Exercise brief
Rewrite the material from its first line up to and including the line with "grid-cell[interactable]: O: [331, 596, 373, 638]", swapping "interactable" for "clickable" and leaving everything else unchanged.
------ The records
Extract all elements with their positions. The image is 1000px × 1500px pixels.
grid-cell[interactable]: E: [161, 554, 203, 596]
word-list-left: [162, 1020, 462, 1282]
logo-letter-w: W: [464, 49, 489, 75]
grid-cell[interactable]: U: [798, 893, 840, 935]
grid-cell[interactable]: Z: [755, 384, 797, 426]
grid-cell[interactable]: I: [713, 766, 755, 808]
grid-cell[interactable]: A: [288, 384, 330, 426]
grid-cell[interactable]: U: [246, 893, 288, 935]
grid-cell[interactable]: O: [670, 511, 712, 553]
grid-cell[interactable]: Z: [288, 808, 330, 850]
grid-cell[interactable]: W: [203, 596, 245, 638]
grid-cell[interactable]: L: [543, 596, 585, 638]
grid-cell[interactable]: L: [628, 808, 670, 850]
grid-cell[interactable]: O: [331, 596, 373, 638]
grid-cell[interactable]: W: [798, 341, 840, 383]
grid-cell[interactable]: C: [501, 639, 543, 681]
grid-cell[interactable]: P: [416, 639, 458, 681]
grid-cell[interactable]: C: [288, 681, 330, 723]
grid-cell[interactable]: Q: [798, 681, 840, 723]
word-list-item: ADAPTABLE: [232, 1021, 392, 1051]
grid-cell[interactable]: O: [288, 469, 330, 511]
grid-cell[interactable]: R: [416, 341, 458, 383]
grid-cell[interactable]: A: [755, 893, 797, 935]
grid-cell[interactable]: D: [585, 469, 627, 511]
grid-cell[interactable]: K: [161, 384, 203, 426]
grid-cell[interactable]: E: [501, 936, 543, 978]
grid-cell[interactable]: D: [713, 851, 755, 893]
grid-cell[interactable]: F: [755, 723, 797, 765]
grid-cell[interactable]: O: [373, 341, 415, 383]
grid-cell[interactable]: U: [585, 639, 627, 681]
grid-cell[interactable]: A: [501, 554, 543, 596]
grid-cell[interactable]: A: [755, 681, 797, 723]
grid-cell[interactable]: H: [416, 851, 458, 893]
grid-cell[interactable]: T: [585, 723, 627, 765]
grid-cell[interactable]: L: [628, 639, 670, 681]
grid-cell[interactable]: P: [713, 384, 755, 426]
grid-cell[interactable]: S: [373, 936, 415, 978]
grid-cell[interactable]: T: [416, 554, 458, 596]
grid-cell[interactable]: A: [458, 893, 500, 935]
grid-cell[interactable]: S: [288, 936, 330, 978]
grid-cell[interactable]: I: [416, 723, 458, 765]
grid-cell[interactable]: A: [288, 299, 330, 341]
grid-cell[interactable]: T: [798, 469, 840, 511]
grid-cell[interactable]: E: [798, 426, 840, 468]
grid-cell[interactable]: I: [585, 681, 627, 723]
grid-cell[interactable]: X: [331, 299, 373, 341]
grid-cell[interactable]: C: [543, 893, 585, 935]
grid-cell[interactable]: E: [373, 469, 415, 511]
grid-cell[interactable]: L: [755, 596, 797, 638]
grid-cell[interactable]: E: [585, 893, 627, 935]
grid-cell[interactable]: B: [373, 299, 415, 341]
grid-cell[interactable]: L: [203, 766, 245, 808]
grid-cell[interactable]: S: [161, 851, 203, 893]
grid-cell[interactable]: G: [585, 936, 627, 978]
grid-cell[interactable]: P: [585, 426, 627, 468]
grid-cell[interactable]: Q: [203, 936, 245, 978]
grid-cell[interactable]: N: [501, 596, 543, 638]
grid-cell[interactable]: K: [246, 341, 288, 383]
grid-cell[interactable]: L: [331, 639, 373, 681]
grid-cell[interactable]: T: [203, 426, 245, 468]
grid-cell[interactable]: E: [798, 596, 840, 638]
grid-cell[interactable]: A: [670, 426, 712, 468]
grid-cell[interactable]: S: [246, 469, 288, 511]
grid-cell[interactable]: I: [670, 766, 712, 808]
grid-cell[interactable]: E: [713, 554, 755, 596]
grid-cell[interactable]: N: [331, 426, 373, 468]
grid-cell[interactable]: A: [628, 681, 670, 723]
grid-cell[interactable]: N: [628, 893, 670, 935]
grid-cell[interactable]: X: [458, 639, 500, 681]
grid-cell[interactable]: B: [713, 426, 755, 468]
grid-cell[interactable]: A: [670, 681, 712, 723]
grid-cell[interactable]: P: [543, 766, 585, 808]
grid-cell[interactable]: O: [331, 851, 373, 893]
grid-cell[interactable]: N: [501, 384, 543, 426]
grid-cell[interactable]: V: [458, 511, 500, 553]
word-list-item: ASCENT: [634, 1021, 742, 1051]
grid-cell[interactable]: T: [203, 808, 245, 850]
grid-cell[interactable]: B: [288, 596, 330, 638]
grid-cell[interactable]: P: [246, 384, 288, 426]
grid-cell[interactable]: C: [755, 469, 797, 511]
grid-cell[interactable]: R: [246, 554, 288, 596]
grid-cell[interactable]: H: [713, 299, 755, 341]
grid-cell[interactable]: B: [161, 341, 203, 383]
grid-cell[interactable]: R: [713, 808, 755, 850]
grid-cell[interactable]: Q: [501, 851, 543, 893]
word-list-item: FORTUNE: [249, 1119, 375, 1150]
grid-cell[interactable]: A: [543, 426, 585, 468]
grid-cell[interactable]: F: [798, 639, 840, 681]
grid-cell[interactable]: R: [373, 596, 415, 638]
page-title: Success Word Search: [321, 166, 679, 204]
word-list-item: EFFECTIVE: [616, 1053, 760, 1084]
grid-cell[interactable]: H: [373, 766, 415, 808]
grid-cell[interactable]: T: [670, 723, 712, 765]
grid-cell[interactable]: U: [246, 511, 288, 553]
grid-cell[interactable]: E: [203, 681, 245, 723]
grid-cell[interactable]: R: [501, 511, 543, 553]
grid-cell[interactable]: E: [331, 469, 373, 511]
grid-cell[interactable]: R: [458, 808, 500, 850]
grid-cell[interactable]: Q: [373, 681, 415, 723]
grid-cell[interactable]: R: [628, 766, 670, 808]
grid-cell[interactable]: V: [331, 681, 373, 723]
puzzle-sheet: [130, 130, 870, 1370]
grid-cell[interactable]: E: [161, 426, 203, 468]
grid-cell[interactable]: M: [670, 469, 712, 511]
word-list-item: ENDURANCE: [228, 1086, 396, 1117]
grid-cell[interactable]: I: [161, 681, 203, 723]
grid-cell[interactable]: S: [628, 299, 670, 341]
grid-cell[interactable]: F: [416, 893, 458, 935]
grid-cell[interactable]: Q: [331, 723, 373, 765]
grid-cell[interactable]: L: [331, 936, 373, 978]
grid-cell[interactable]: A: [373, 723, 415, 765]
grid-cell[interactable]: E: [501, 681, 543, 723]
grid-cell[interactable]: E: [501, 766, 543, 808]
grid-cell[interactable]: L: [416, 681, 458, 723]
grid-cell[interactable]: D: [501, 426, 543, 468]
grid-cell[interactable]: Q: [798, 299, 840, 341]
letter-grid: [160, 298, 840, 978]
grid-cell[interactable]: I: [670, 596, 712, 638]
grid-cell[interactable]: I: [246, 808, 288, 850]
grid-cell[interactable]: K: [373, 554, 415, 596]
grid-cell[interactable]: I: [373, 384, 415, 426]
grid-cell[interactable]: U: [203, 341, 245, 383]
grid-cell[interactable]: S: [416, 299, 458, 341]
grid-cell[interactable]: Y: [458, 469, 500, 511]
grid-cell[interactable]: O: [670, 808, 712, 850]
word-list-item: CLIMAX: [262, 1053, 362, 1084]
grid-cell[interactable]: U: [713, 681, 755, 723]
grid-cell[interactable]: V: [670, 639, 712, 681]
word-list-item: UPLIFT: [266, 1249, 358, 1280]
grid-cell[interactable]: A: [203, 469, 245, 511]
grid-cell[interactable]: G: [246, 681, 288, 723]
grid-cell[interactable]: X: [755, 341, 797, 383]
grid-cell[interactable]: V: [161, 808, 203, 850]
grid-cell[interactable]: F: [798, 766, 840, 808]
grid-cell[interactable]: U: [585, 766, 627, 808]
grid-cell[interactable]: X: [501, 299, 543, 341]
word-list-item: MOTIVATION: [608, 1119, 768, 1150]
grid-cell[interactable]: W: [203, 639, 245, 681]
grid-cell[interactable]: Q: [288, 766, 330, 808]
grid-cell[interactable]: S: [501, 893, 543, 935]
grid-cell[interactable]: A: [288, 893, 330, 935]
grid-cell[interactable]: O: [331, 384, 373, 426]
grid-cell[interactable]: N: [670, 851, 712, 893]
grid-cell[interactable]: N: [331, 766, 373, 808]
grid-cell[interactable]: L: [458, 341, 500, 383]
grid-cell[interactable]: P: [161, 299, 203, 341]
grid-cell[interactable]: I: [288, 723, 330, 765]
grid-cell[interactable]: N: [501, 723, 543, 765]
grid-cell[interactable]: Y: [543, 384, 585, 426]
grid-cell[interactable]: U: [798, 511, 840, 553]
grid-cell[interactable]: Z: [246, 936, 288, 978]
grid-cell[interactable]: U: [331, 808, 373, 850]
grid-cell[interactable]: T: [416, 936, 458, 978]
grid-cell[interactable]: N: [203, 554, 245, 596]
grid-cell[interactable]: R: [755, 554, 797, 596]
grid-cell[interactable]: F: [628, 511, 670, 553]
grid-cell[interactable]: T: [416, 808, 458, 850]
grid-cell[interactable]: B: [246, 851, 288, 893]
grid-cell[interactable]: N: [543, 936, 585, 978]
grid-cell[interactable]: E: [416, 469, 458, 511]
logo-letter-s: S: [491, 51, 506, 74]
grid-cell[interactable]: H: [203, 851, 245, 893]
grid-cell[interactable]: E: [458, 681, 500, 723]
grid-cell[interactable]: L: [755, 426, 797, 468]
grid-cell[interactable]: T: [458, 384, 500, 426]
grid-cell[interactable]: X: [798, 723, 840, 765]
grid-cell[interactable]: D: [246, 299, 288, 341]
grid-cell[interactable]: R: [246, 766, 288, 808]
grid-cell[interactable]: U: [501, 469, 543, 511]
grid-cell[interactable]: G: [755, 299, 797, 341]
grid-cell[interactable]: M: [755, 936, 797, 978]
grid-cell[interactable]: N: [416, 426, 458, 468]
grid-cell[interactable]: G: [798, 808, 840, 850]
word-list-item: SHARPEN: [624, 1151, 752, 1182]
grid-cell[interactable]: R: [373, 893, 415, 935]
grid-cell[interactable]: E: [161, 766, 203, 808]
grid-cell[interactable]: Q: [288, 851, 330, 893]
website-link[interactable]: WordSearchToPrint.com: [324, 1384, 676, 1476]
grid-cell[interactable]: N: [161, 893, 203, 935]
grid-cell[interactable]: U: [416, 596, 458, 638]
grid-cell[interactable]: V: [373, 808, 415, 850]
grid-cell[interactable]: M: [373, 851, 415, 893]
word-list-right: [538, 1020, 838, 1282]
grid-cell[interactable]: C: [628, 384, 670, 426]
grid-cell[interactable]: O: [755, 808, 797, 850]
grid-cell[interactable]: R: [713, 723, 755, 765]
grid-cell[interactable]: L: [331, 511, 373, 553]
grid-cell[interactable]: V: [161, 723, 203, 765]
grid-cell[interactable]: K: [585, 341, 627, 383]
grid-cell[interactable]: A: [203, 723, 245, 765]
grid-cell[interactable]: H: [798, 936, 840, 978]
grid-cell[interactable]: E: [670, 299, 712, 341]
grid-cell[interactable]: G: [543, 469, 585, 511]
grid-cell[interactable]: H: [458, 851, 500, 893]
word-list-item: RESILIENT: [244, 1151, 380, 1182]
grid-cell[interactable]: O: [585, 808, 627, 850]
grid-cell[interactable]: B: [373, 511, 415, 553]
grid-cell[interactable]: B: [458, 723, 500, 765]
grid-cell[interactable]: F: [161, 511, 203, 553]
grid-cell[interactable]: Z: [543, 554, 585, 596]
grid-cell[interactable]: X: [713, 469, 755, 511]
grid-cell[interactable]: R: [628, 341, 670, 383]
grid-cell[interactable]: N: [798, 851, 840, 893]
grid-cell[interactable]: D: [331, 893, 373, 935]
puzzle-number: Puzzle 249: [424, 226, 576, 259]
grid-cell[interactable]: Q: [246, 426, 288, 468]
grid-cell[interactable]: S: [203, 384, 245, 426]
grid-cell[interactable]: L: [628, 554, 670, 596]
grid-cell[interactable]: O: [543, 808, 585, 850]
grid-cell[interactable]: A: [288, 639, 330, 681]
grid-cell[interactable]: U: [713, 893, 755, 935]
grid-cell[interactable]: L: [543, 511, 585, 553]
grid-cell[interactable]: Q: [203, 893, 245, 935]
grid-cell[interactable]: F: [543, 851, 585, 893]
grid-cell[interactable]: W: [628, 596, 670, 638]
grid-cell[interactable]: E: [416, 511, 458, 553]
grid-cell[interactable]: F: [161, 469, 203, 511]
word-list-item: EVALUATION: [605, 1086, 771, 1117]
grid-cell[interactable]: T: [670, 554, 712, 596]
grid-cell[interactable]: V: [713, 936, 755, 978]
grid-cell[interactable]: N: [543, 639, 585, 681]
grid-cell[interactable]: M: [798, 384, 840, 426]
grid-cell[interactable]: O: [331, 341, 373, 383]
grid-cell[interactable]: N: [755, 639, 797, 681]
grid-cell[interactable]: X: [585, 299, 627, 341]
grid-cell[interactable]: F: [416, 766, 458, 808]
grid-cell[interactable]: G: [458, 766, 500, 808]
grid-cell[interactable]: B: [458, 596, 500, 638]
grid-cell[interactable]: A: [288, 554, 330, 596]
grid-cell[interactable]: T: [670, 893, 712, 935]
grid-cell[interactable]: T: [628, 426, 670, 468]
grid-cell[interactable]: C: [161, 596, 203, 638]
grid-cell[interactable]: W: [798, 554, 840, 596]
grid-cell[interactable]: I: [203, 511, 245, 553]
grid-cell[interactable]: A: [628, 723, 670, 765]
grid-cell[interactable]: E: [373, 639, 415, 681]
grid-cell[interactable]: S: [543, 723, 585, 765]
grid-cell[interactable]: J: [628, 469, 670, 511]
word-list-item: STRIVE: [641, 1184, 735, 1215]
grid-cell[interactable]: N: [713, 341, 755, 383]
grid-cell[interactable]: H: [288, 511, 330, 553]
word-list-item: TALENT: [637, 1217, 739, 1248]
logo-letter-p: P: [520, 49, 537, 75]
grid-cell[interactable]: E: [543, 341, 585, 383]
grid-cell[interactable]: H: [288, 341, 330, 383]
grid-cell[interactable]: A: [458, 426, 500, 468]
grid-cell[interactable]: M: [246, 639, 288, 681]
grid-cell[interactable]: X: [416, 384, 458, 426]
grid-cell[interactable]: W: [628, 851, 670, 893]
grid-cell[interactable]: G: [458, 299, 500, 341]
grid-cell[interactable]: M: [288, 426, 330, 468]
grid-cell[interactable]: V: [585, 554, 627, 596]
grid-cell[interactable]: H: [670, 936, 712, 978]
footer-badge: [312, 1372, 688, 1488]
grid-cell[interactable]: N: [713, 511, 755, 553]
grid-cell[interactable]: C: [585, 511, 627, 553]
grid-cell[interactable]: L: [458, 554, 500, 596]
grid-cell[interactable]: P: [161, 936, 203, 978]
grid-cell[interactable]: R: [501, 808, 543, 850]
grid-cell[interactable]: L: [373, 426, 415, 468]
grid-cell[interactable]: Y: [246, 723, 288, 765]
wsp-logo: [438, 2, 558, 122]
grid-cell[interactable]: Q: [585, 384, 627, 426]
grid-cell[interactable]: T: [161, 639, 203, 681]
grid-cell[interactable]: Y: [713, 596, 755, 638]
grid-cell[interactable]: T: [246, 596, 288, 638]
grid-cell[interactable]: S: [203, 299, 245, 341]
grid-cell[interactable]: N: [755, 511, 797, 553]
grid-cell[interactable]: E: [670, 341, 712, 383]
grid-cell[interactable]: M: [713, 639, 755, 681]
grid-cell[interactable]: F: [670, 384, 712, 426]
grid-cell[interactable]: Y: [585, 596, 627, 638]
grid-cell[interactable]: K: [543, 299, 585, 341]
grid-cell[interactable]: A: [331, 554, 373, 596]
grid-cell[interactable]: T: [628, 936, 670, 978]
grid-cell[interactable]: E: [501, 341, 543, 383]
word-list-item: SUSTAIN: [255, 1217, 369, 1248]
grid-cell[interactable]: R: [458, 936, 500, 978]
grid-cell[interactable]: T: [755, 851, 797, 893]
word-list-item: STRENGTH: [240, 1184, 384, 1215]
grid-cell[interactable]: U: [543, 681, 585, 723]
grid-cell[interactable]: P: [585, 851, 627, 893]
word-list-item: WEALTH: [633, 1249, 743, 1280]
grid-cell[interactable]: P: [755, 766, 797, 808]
------------
Solution to the problem
Extract all elements with their positions. The image is 1000px × 1500px pixels.
grid-cell[clickable]: E: [161, 554, 203, 596]
word-list-left: [162, 1020, 462, 1282]
logo-letter-w: W: [464, 49, 489, 75]
grid-cell[clickable]: U: [798, 893, 840, 935]
grid-cell[clickable]: Z: [755, 384, 797, 426]
grid-cell[clickable]: I: [713, 766, 755, 808]
grid-cell[clickable]: A: [288, 384, 330, 426]
grid-cell[clickable]: U: [246, 893, 288, 935]
grid-cell[clickable]: O: [670, 511, 712, 553]
grid-cell[clickable]: Z: [288, 808, 330, 850]
grid-cell[clickable]: W: [203, 596, 245, 638]
grid-cell[clickable]: L: [543, 596, 585, 638]
grid-cell[clickable]: L: [628, 808, 670, 850]
grid-cell[clickable]: O: [331, 596, 373, 638]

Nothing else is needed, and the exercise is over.